[Set problem] Output the material exactly, but drop every image it holds.

Collected data:
━━━━━━
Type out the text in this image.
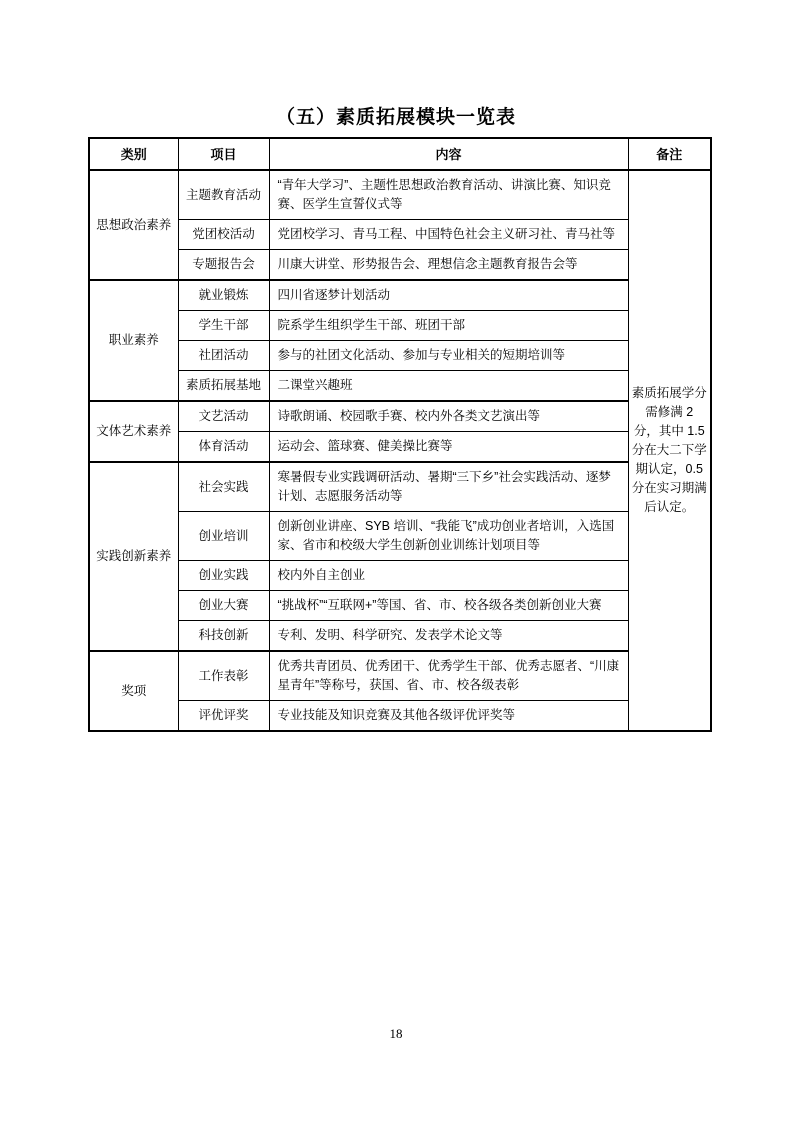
（五）素质拓展模块一览表
类别	项目	内容	备注
思想政治素养	主题教育活动	“青年大学习”、主题性思想政治教育活动、讲演比赛、知识竞赛、医学生宣誓仪式等	素质拓展学分需修满 2 分，其中 1.5 分在大二下学期认定，0.5 分在实习期满后认定。
	党团校活动	党团校学习、青马工程、中国特色社会主义研习社、青马社等	
	专题报告会	川康大讲堂、形势报告会、理想信念主题教育报告会等	
职业素养	就业锻炼	四川省逐梦计划活动	
	学生干部	院系学生组织学生干部、班团干部	
	社团活动	参与的社团文化活动、参加与专业相关的短期培训等	
	素质拓展基地	二课堂兴趣班	
文体艺术素养	文艺活动	诗歌朗诵、校园歌手赛、校内外各类文艺演出等	
	体育活动	运动会、篮球赛、健美操比赛等	
实践创新素养	社会实践	寒暑假专业实践调研活动、暑期“三下乡”社会实践活动、逐梦计划、志愿服务活动等	
	创业培训	创新创业讲座、SYB 培训、“我能飞”成功创业者培训，入选国家、省市和校级大学生创新创业训练计划项目等	
	创业实践	校内外自主创业	
	创业大赛	“挑战杯”“互联网+”等国、省、市、校各级各类创新创业大赛	
	科技创新	专利、发明、科学研究、发表学术论文等	
奖项	工作表彰	优秀共青团员、优秀团干、优秀学生干部、优秀志愿者、“川康星青年”等称号，获国、省、市、校各级表彰	
	评优评奖	专业技能及知识竞赛及其他各级评优评奖等	
18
━━━━━━
[Answer to the task]
Type out the text in this image.
（五）素质拓展模块一览表
类别	项目	内容	备注
思想政治素养	主题教育活动	“青年大学习”、主题性思想政治教育活动、讲演比赛、知识竞赛、医学生宣誓仪式等	素质拓展学分需修满 2 分，其中 1.5 分在大二下学期认定，0.5 分在实习期满后认定。
	党团校活动	党团校学习、青马工程、中国特色社会主义研习社、青马社等	
	专题报告会	川康大讲堂、形势报告会、理想信念主题教育报告会等	
职业素养	就业锻炼	四川省逐梦计划活动	
	学生干部	院系学生组织学生干部、班团干部	
	社团活动	参与的社团文化活动、参加与专业相关的短期培训等	
	素质拓展基地	二课堂兴趣班	
文体艺术素养	文艺活动	诗歌朗诵、校园歌手赛、校内外各类文艺演出等	
	体育活动	运动会、篮球赛、健美操比赛等	
实践创新素养	社会实践	寒暑假专业实践调研活动、暑期“三下乡”社会实践活动、逐梦计划、志愿服务活动等	
	创业培训	创新创业讲座、SYB 培训、“我能飞”成功创业者培训，入选国家、省市和校级大学生创新创业训练计划项目等	
	创业实践	校内外自主创业	
	创业大赛	“挑战杯”“互联网+”等国、省、市、校各级各类创新创业大赛	
	科技创新	专利、发明、科学研究、发表学术论文等	
奖项	工作表彰	优秀共青团员、优秀团干、优秀学生干部、优秀志愿者、“川康星青年”等称号，获国、省、市、校各级表彰	
	评优评奖	专业技能及知识竞赛及其他各级评优评奖等	
18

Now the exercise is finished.